Со своей стороны, в этой проблеме я не вижу ничего, кроме выражения иррационального характера последовательности как временного феномена. Умозаключение, приводящее к этой идее, на самом деле – всего лишь одна из попыток применить к понятию времени постулаты мышления, что, как мы уже видели ранее, в конечном итоге приводит к пониманию того, что время содержит противоречие внутри себя. Если я не ошибаюсь, главная идея всех этих ложных умозаключений состоит в попытке добавления к феномену времени отрицания, которого, по сути своей, оно не может содержать. Проживаемая последовательность – это вовсе не отношения между тем, что есть, и тем, чего нет. Такое отношение, как, впрочем, и любые другие отношения временного порядка, появляется, только когда мы хотим подчинить его разуму, а отрицание, добавленное к понятию времени, – лишь выражение неудачи, к которой, в конце концов, и приводят подобные попытки. Стоит сделать такую подстановку хотя бы раз, чтобы собственными глазами увидеть все псевдопроблемы, добавленные к понятию времени; в результате, каким же счастливым можно почувствовать себя, решая потом эти проблемы, используя, как deus ex machina, память в качестве посредника, своего рода рационального механического аппарата, в чем опорой становится приведенный ранее элемент – отрицание. В такой ситуации психологи обращаются за помощью к натуралистам, они рассматривают память как первичную функцию психики упорядоченной материи, порождающей сознание, которое, в частности, воспринимается как генератриса понятия времени.
Все, что было только что сказано по поводу последовательности, может быть подвержено mutatis mutandis по отношению к феномену движущейся длительности. В данном случае достаточно разложить эту длительность на серию мгновений, следующих одно за другим. Но не будем настаивать на этом далее, дабы избежать ненужного повторения.
В. – Теперь перейдем ко второй грани, а именно – к характеристикам, которые возникают у нас перед глазами, когда мы намеренно сильно влияем на признаки «бытия единства и множества» и пытаемся определить их мышлением.

ТРЕБОВАНИЯ К ЗАДАНИЯМ:
[1] Выведите из фрагмента о времени отрывок от «В. – Теперь» до «определить их мышлением.».
[2] Определите, соответствуют ли фрагменту о времени утверждения: (a) автор видит в обсуждаемой проблеме только выражение иррационального характера последовательности как временного феномена; (b) проживаемая последовательность представляет собой отношение между тем, что есть, и тем, чего нет; (c) сказанное о последовательности затем подробно повторяется применительно к движущейся длительности. Для каждого ответьте «да» или «нет» и приведите решающие слова фрагмента в точной цитате.

ВЫДЕРЖКА ИЗ ДАННЫХ:
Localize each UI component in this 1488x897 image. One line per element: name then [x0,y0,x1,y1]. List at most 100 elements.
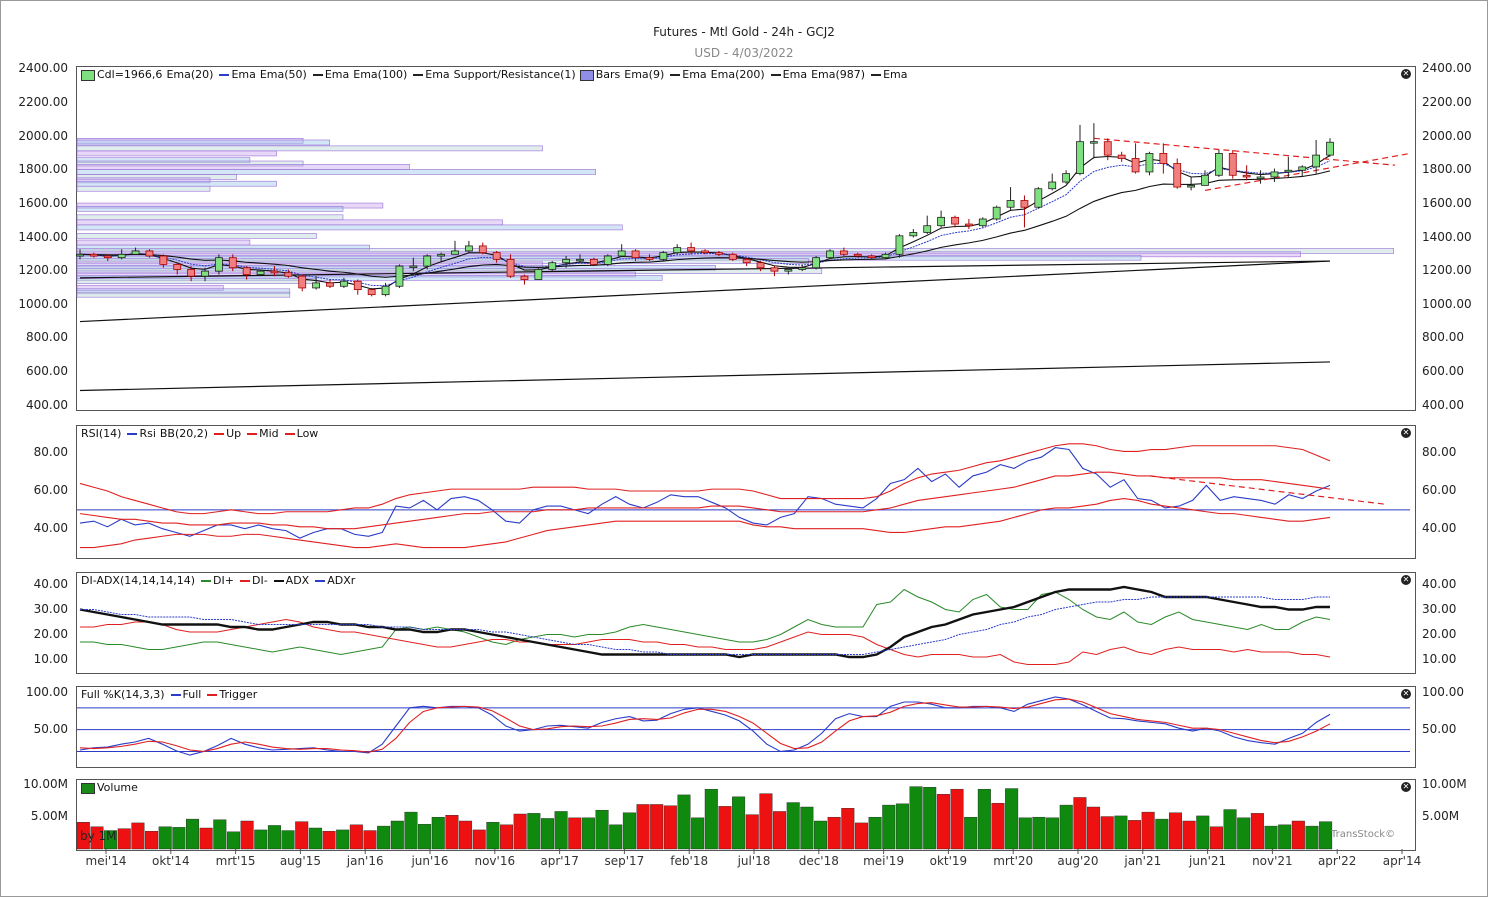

РЕЗУЛЬТАТЫ:
[1]
В. – Теперь перейдем ко второй грани, а именно – к характеристикам, которые возникают у нас перед глазами, когда мы намеренно сильно влияем на признаки «бытия единства и множества» и пытаемся определить их мышлением.

[2]
(a) Да: «в этой проблеме я не вижу ничего, кроме выражения иррационального характера последовательности как временного феномена».
(b) Нет: «Проживаемая последовательность – это вовсе не отношения между тем, что есть, и тем, чего нет».
(c) Нет: «Но не будем настаивать на этом далее, дабы избежать ненужного повторения».